◆ Saved entries:
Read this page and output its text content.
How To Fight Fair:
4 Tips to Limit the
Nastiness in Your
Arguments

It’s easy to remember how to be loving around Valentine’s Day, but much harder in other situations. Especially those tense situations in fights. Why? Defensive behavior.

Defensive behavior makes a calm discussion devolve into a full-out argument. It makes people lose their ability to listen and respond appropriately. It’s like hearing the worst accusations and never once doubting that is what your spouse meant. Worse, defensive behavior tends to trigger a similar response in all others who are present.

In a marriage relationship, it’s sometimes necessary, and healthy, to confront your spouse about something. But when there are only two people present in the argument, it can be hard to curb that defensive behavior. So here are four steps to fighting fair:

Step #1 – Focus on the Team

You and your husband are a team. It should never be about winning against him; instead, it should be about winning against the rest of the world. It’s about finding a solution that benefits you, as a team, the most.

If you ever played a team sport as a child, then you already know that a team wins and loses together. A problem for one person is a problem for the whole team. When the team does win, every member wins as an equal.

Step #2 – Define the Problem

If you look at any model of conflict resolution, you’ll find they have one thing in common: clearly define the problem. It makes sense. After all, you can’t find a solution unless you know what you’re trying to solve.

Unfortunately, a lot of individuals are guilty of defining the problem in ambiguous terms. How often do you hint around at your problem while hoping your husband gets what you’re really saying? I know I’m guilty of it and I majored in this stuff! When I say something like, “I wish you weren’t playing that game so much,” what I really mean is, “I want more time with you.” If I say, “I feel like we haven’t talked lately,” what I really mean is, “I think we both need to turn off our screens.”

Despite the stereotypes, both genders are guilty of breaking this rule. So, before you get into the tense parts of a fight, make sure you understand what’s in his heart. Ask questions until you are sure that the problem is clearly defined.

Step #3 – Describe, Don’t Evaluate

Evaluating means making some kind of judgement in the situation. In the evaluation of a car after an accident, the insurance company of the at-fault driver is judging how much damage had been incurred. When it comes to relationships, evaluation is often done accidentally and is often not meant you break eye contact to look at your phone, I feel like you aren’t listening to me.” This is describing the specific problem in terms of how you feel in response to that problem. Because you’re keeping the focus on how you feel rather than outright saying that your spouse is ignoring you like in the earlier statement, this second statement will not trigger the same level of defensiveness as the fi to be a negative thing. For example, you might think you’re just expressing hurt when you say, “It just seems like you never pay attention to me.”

◆ TASK DESCRIPTION: Pick each line holding the word "into" out of the listing.

◆ RESPONSE:
Defensive behavior makes a calm discussion devolve into a full-out argument. It makes people lose their ability to listen and respond appropriately. It’s like hearing the worst accusations and never once doubting that is what your spouse meant. Worse, defensive behavior tends to trigger a similar response in all others who are present.
Despite the stereotypes, both genders are guilty of breaking this rule. So, before you get into the tense parts of a fight, make sure you understand what’s in his heart. Ask questions until you are sure that the problem is clearly defined.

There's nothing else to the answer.